── AVAILABLE RECORDS ──
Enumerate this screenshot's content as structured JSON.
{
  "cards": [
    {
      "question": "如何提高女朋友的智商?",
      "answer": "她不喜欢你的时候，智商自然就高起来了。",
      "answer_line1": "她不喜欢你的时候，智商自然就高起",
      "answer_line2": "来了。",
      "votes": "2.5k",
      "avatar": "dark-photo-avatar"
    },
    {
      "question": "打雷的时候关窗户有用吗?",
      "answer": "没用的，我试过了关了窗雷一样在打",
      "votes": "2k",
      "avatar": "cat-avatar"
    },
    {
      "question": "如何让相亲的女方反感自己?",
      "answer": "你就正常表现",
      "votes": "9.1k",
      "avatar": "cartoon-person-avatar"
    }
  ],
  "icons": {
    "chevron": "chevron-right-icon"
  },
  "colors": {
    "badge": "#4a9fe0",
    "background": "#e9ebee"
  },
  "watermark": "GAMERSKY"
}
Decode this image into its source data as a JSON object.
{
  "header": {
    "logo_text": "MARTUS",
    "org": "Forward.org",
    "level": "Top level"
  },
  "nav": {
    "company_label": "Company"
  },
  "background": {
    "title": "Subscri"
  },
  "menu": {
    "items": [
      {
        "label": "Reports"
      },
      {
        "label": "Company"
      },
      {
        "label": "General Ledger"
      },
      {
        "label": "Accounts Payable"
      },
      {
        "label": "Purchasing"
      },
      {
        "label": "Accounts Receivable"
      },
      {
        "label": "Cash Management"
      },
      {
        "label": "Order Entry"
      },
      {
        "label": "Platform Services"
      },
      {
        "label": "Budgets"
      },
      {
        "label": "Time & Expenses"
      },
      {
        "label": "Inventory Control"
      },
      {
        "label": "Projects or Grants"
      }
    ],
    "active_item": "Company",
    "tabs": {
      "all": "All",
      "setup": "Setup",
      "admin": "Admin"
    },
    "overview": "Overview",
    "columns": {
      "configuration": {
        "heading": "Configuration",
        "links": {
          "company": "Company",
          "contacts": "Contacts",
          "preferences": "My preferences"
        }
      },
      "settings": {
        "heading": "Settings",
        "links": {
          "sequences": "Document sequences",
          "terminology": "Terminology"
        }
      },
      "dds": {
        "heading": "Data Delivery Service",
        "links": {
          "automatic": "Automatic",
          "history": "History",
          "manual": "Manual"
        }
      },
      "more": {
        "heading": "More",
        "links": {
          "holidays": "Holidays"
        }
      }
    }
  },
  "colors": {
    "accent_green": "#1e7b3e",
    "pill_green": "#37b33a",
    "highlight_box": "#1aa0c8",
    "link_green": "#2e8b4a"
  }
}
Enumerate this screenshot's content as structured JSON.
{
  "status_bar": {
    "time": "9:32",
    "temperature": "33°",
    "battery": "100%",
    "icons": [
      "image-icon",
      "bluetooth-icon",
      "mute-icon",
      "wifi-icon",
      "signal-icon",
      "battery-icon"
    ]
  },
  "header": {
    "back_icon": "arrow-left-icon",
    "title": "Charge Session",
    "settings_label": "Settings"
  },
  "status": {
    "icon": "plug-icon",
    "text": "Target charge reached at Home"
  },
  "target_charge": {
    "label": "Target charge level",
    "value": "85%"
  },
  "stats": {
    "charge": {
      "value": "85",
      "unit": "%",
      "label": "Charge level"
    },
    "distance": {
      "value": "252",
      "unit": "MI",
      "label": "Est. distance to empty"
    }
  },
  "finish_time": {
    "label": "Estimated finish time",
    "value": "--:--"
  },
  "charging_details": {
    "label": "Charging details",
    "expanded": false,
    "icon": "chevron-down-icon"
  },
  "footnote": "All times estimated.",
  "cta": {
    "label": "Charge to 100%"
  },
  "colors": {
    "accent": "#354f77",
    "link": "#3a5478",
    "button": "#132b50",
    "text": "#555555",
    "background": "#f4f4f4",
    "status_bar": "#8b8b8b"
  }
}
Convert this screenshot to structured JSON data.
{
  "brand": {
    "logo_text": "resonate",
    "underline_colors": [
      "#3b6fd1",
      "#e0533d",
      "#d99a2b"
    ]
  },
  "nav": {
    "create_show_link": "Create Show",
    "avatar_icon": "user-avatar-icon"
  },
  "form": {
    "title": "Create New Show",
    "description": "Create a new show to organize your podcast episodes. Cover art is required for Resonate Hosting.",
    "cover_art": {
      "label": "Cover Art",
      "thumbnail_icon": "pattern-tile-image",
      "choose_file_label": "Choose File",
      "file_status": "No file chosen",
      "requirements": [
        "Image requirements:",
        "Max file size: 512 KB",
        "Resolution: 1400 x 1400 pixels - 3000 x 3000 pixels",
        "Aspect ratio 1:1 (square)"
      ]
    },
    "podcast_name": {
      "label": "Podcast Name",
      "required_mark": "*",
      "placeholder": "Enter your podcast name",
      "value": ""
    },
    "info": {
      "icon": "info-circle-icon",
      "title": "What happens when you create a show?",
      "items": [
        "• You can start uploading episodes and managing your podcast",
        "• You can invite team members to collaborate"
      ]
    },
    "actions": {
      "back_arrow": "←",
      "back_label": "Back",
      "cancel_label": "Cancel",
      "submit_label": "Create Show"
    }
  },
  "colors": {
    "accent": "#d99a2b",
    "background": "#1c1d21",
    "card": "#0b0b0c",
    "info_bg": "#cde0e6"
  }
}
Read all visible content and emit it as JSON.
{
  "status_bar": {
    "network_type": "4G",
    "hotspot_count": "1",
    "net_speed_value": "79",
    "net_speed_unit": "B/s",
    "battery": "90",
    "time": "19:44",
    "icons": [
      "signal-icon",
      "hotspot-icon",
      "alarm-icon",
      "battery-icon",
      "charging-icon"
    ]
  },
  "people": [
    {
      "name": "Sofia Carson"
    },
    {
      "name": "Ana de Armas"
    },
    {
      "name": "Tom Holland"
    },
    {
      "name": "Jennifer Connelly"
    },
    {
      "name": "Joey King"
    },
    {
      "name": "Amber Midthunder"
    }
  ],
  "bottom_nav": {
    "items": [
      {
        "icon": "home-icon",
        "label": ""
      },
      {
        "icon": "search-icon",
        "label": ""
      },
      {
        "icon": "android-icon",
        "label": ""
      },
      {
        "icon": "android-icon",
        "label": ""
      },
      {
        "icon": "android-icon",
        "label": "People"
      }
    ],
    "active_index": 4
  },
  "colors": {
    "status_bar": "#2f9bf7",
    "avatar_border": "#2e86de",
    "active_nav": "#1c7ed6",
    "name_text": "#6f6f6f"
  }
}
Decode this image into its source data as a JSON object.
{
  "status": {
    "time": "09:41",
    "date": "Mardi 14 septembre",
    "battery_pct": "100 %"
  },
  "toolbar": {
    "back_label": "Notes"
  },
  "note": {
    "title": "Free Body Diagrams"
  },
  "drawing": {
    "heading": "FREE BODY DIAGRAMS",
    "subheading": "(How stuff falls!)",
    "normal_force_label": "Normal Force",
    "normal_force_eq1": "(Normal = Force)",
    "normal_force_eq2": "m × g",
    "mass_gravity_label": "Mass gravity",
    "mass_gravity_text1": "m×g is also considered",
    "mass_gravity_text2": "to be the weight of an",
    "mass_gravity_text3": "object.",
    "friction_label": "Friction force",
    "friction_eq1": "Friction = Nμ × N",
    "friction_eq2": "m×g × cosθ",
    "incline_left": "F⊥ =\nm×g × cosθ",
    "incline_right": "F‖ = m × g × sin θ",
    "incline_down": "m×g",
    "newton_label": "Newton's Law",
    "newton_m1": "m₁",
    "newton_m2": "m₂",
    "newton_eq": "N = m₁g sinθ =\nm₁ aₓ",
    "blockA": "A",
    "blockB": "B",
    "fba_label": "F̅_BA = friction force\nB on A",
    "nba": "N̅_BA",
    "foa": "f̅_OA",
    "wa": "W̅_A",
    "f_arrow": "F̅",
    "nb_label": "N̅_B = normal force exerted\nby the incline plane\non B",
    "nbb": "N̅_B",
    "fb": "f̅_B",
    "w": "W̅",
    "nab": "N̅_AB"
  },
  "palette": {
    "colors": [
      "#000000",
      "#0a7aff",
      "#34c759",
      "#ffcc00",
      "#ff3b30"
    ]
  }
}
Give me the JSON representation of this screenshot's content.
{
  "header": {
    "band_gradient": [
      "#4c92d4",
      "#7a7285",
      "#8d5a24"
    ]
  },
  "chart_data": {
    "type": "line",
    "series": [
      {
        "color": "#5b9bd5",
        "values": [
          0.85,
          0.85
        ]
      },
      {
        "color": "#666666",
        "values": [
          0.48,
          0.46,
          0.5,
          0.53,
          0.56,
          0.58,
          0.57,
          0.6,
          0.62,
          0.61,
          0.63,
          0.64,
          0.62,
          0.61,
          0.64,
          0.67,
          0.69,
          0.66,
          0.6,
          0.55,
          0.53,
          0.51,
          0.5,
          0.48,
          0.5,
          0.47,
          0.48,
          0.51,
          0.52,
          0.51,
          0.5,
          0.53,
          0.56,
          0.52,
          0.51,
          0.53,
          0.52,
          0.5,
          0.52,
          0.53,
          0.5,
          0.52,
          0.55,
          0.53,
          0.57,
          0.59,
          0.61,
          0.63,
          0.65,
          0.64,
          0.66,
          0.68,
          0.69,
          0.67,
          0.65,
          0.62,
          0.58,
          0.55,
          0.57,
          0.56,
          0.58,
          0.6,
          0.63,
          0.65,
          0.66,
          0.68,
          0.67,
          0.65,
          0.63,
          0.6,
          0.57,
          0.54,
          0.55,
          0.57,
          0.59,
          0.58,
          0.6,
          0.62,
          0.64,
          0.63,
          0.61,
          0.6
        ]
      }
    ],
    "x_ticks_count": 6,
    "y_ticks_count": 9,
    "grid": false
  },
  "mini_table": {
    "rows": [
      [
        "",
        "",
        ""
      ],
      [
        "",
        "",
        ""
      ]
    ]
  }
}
───
Select and copy every line of the listing with the word "title".

    "title": "Subscri"
    "title": "Charge Session",
    "title": "Create New Show",
      "title": "What happens when you create a show?",
    "title": "Free Body Diagrams"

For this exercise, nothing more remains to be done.